The data:
____________________
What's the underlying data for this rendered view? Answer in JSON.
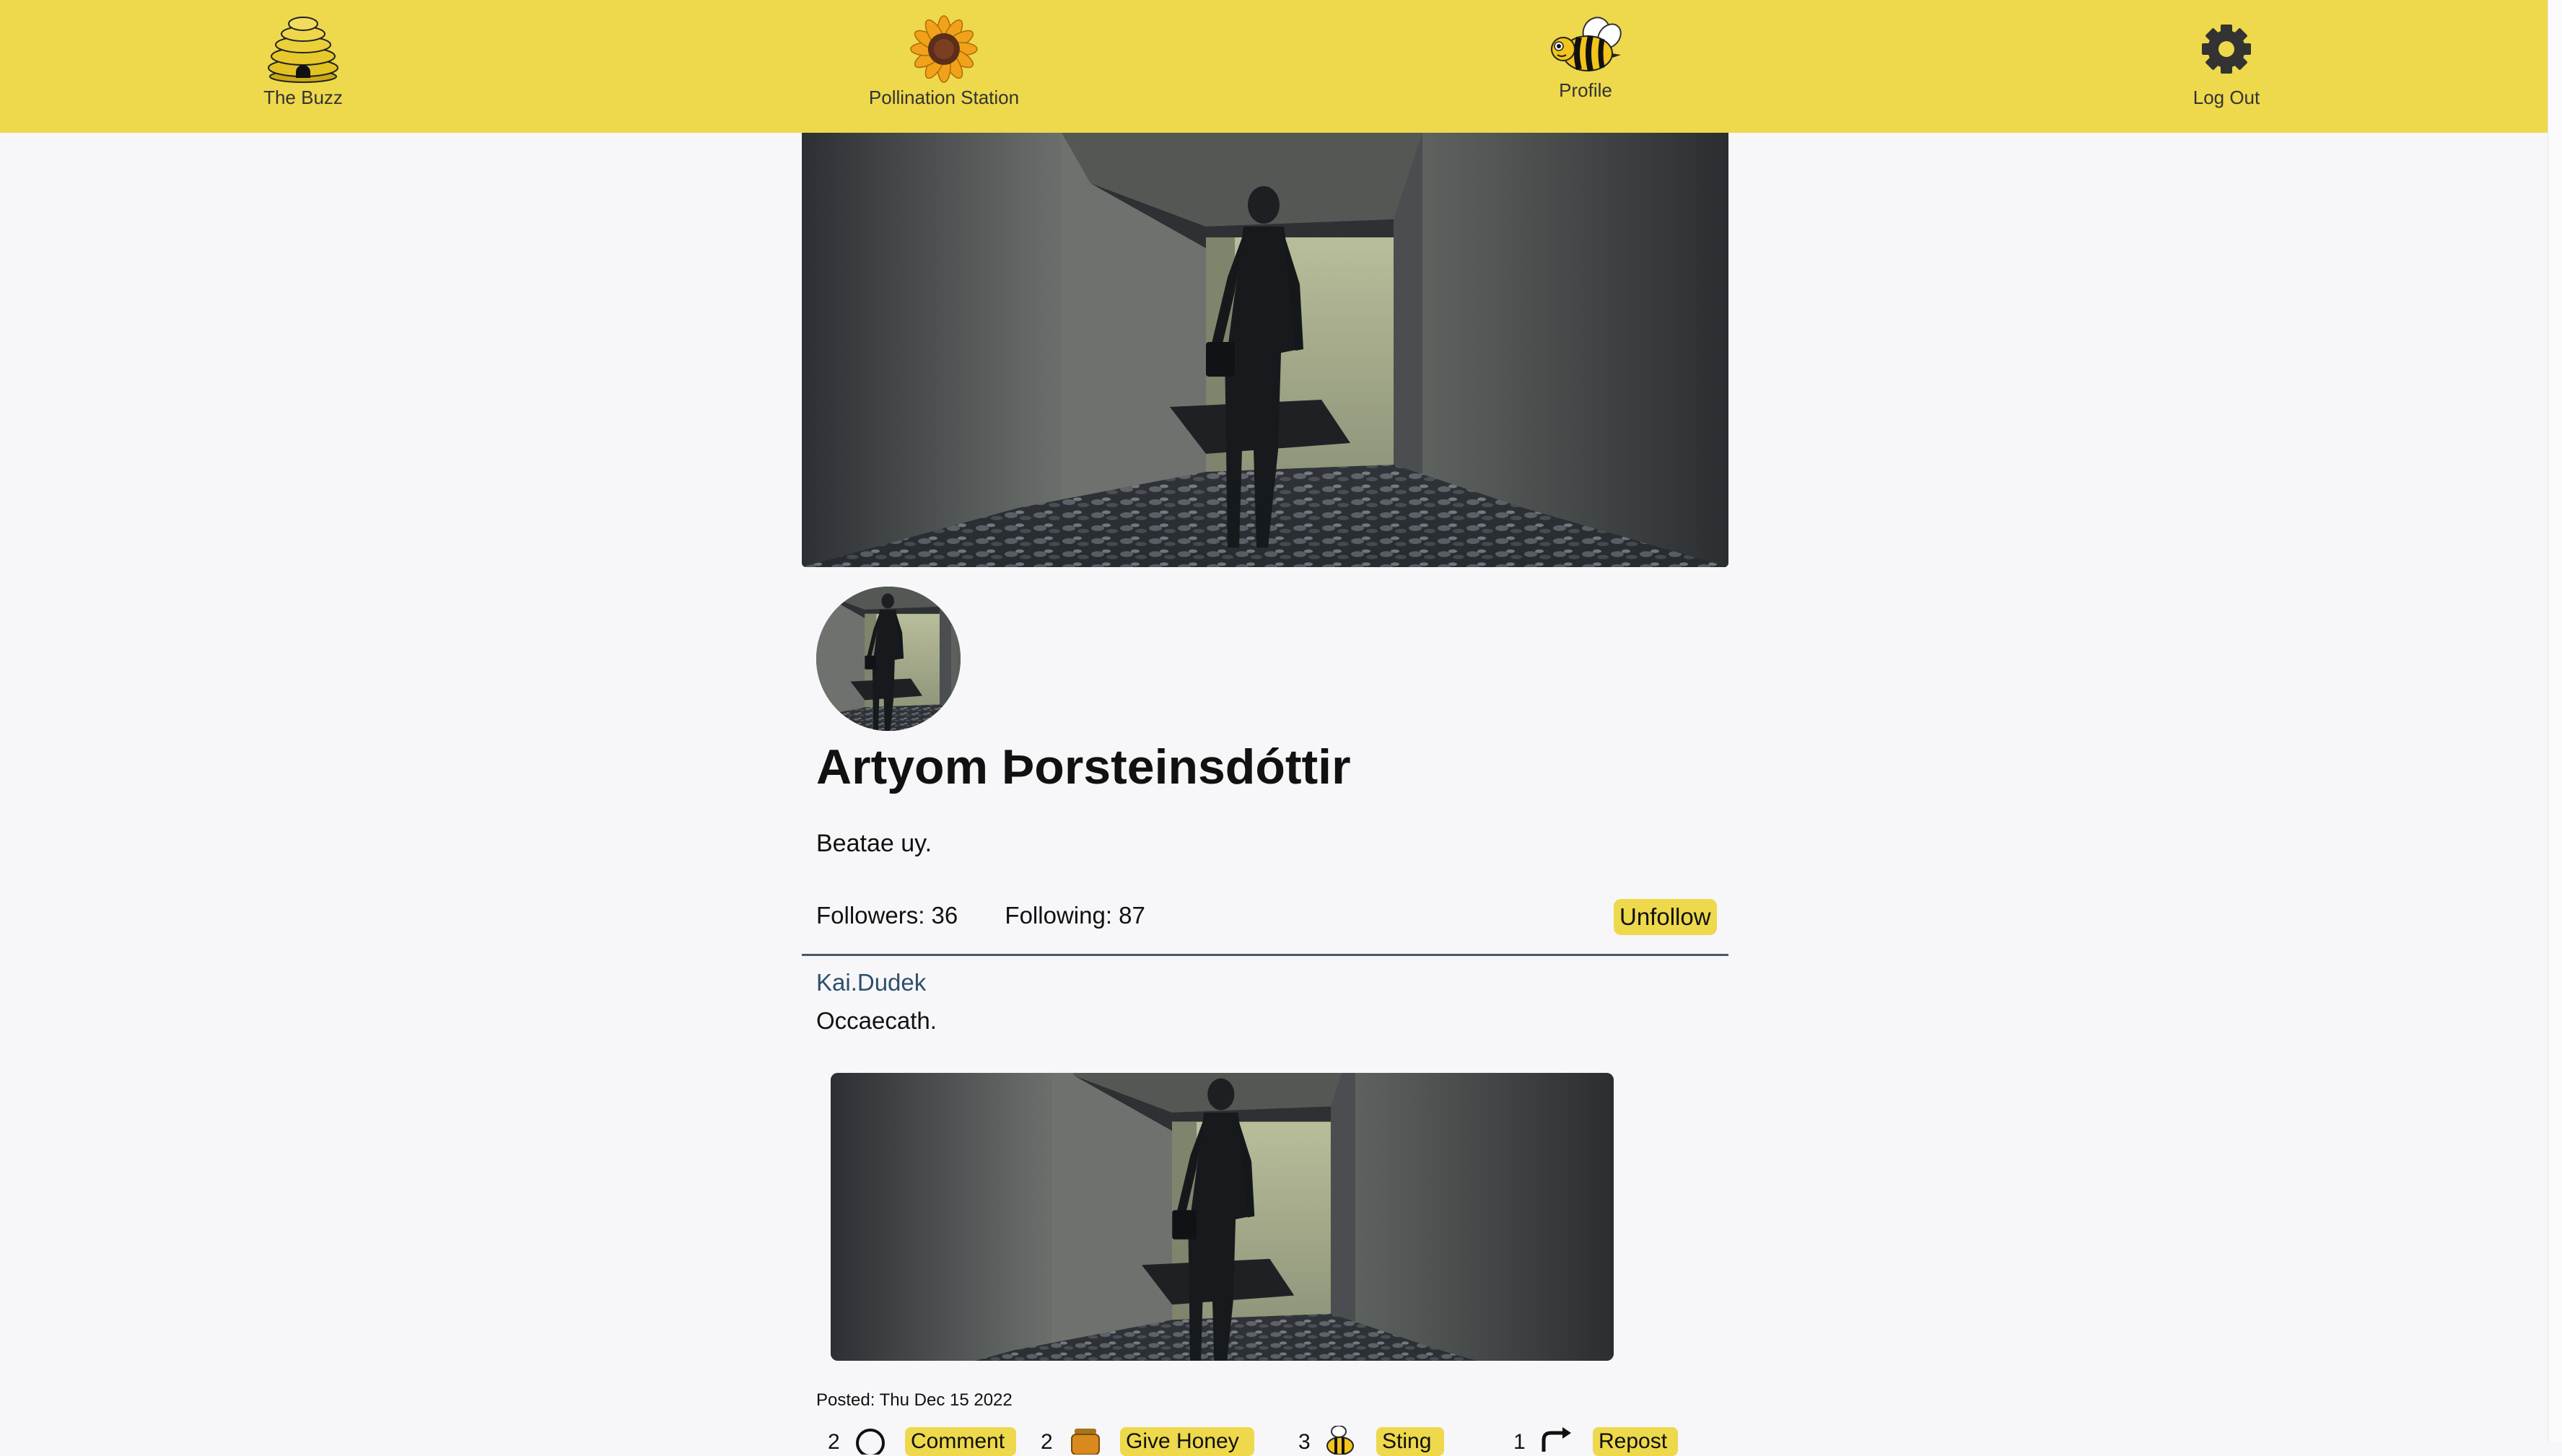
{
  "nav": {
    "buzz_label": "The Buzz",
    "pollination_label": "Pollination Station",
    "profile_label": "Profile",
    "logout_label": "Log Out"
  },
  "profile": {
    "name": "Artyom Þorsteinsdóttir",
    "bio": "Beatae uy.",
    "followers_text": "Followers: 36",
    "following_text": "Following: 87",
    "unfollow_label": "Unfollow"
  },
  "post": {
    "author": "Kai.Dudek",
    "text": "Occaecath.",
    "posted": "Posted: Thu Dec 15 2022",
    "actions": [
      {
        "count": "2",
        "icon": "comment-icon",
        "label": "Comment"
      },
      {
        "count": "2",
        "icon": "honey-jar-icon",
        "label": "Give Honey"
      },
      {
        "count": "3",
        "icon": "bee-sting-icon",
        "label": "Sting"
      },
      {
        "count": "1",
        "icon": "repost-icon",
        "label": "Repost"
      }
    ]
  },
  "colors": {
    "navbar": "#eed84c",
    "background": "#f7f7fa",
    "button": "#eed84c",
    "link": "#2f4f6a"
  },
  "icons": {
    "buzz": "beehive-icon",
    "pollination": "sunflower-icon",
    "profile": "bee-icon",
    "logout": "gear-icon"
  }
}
____________________
Task to carry out: The entries above should be reproduced exactly, without their pictures.

Reply to the task:
What's the underlying data for this rendered view? Answer in JSON.
{
  "nav": {
    "buzz_label": "The Buzz",
    "pollination_label": "Pollination Station",
    "profile_label": "Profile",
    "logout_label": "Log Out"
  },
  "profile": {
    "name": "Artyom Þorsteinsdóttir",
    "bio": "Beatae uy.",
    "followers_text": "Followers: 36",
    "following_text": "Following: 87",
    "unfollow_label": "Unfollow"
  },
  "post": {
    "author": "Kai.Dudek",
    "text": "Occaecath.",
    "posted": "Posted: Thu Dec 15 2022",
    "actions": [
      {
        "count": "2",
        "icon": "comment-icon",
        "label": "Comment"
      },
      {
        "count": "2",
        "icon": "honey-jar-icon",
        "label": "Give Honey"
      },
      {
        "count": "3",
        "icon": "bee-sting-icon",
        "label": "Sting"
      },
      {
        "count": "1",
        "icon": "repost-icon",
        "label": "Repost"
      }
    ]
  },
  "colors": {
    "navbar": "#eed84c",
    "background": "#f7f7fa",
    "button": "#eed84c",
    "link": "#2f4f6a"
  },
  "icons": {
    "buzz": "beehive-icon",
    "pollination": "sunflower-icon",
    "profile": "bee-icon",
    "logout": "gear-icon"
  }
}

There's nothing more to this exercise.